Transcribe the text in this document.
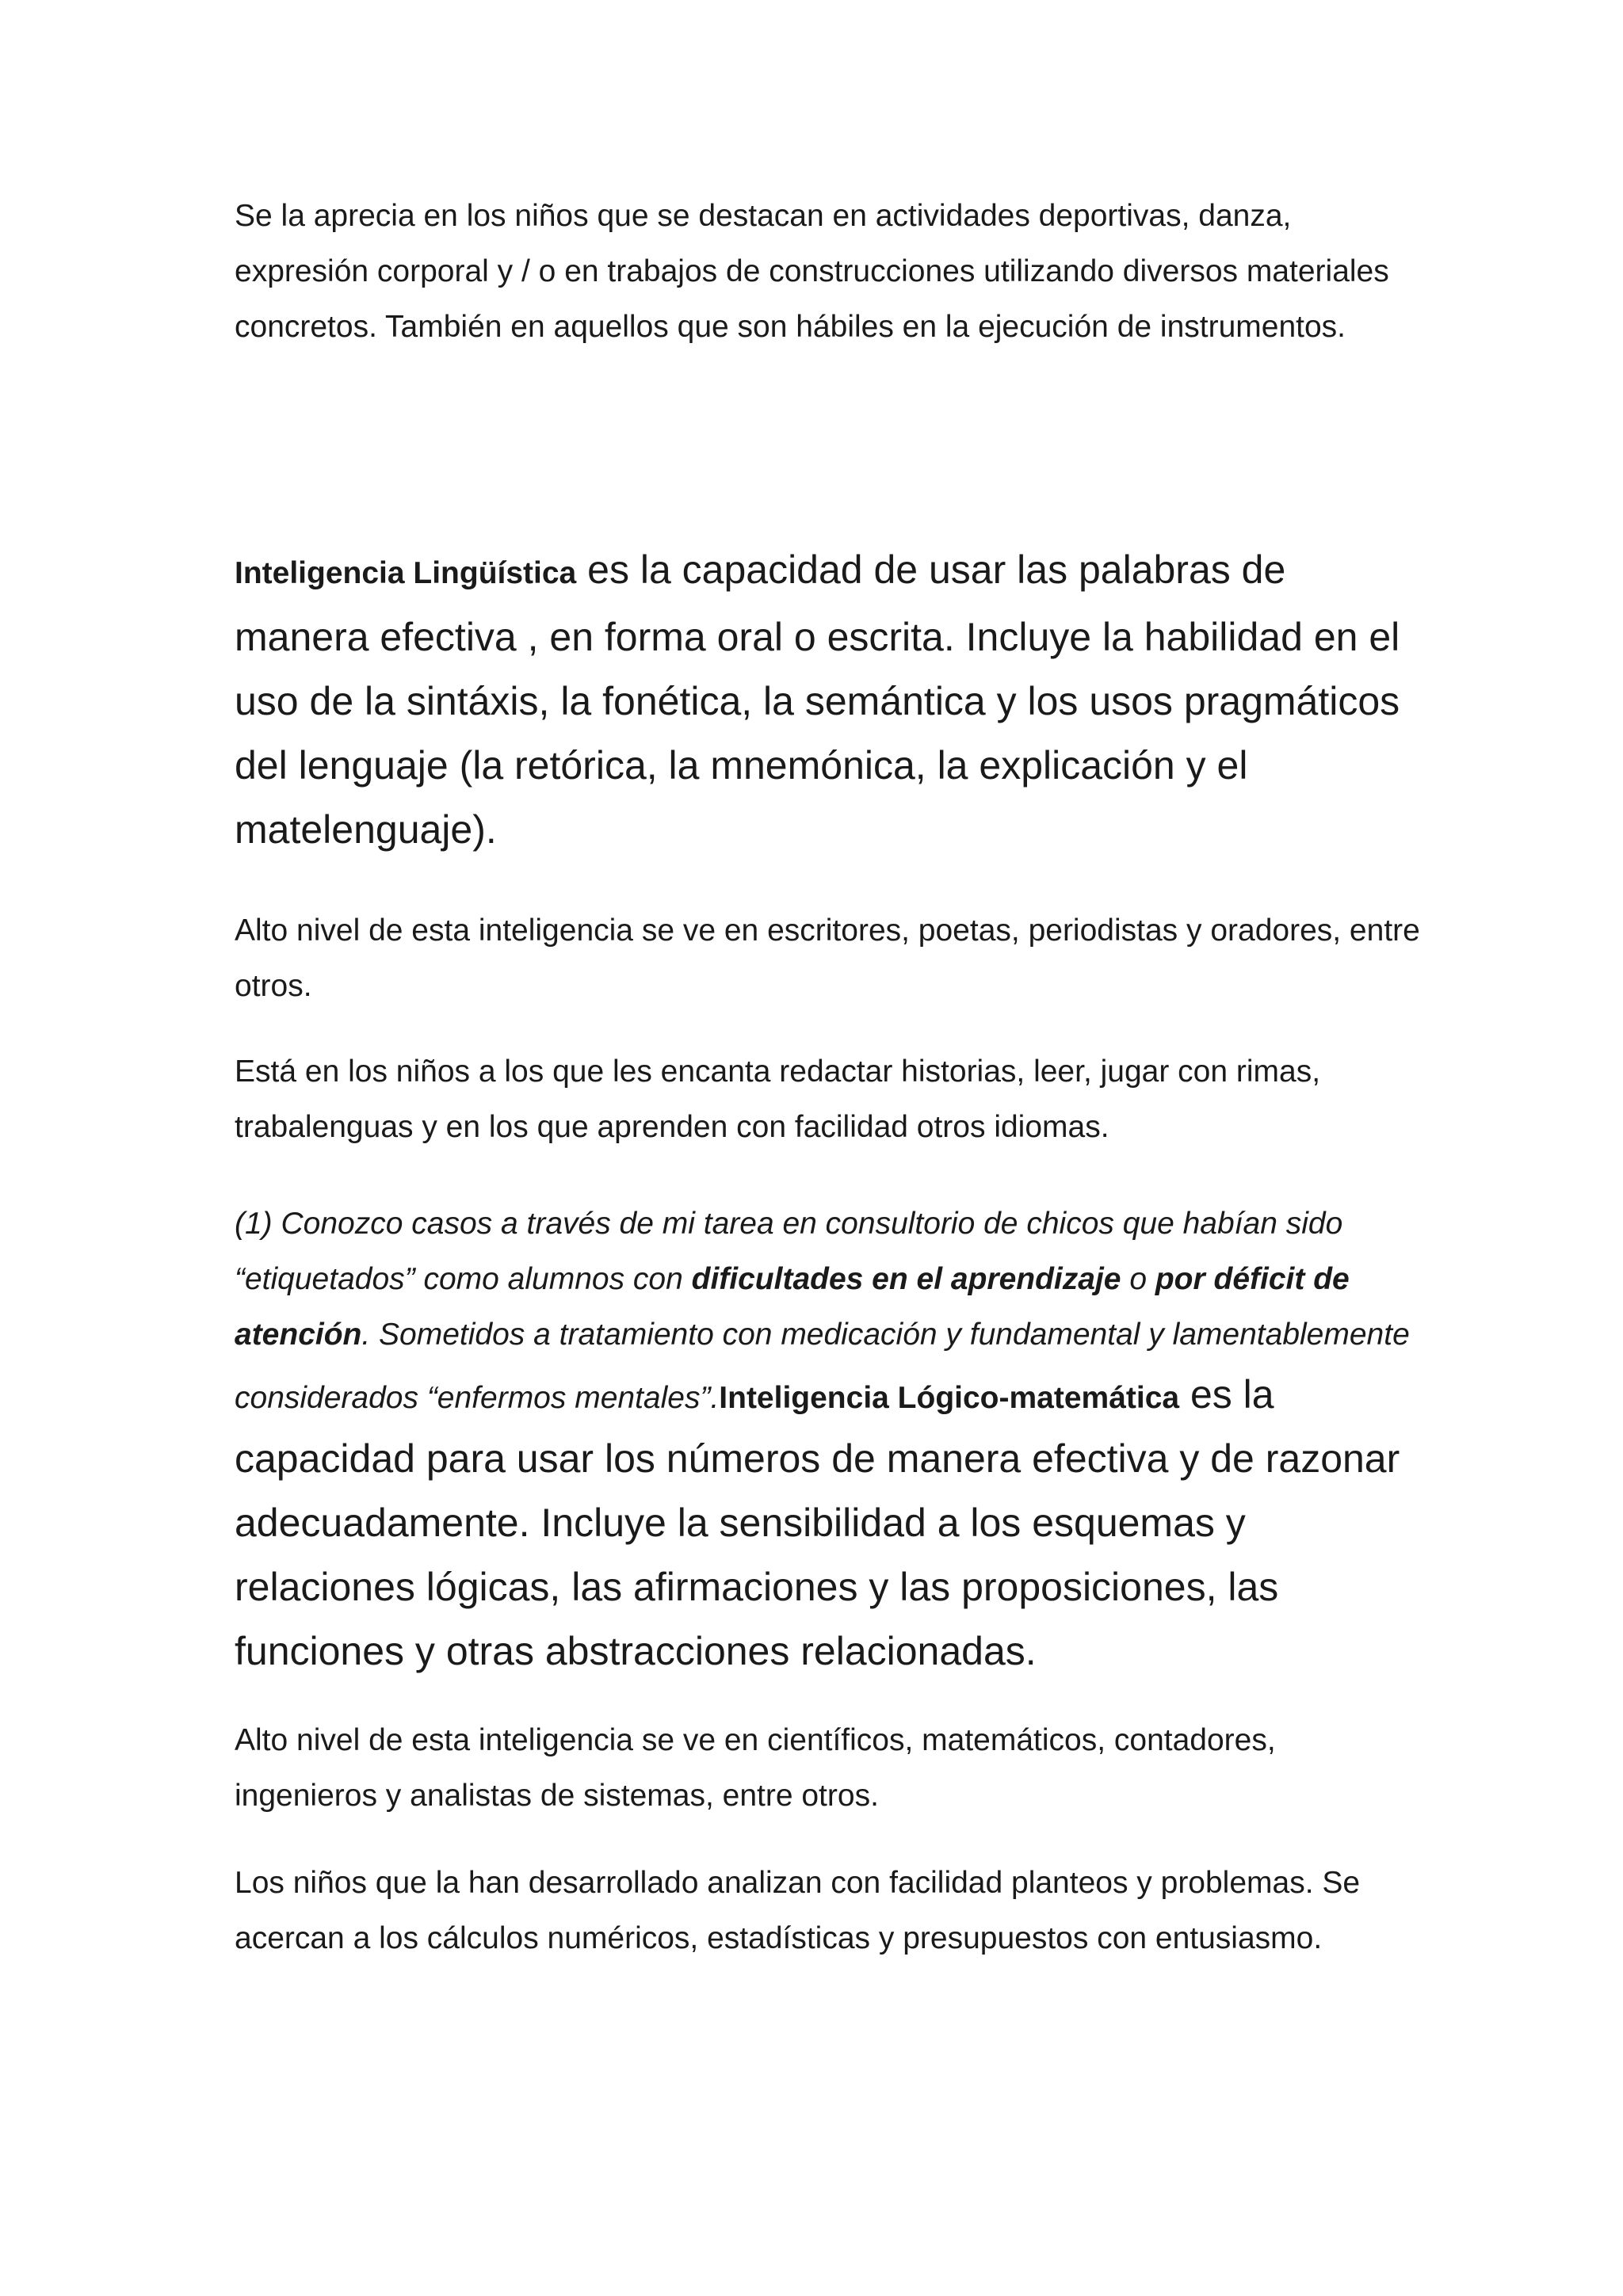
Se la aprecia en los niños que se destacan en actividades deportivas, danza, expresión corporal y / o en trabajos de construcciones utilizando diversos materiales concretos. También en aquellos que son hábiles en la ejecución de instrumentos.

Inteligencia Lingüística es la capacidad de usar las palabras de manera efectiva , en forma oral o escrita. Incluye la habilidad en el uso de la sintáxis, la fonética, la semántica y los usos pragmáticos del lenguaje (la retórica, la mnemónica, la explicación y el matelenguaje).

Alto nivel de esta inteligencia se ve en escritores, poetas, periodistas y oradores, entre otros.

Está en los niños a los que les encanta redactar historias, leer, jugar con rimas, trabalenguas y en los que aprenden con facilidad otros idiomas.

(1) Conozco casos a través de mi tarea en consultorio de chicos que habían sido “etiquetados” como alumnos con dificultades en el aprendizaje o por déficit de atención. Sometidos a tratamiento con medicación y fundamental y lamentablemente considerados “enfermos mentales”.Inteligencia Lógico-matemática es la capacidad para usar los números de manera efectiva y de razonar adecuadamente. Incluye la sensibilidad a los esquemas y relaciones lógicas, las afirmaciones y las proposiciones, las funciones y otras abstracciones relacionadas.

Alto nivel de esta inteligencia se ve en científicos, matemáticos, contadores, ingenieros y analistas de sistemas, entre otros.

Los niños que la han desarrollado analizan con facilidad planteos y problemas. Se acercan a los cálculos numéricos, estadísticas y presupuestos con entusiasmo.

= = = = = = =

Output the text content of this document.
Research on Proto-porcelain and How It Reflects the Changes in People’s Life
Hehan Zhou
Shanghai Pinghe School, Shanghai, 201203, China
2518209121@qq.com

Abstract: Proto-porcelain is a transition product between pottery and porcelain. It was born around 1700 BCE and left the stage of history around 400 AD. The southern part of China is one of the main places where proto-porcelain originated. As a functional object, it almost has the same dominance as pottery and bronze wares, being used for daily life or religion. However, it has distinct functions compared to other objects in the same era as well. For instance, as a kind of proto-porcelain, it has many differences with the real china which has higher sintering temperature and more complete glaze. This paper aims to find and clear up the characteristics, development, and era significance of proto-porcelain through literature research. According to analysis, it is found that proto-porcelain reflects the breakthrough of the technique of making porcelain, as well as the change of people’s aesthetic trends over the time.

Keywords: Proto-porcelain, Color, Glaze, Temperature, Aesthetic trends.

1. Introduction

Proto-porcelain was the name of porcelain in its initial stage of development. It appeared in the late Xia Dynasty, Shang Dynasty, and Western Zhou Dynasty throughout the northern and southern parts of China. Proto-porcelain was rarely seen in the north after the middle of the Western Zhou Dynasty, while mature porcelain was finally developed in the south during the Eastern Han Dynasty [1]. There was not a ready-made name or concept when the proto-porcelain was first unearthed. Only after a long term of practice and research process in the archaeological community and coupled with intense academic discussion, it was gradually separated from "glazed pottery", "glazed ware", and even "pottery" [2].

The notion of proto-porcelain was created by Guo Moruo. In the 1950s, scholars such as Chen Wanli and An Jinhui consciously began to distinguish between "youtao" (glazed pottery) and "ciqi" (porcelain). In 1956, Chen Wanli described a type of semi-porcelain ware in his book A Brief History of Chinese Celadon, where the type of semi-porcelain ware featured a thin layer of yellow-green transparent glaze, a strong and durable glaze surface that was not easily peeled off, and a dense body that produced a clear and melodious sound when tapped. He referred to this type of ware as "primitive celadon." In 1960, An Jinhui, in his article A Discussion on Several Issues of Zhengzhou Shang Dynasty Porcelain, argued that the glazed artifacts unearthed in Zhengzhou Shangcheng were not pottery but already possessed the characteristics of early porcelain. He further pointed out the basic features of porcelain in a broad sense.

= = = = = = =

TASK TO COMPLETE – Copy each line of the records that contains the word "facilidad".

SOLUTION FOR THIS PROBLEM –
Está en los niños a los que les encanta redactar historias, leer, jugar con rimas, trabalenguas y en los que aprenden con facilidad otros idiomas.
Los niños que la han desarrollado analizan con facilidad planteos y problemas. Se acercan a los cálculos numéricos, estadísticas y presupuestos con entusiasmo.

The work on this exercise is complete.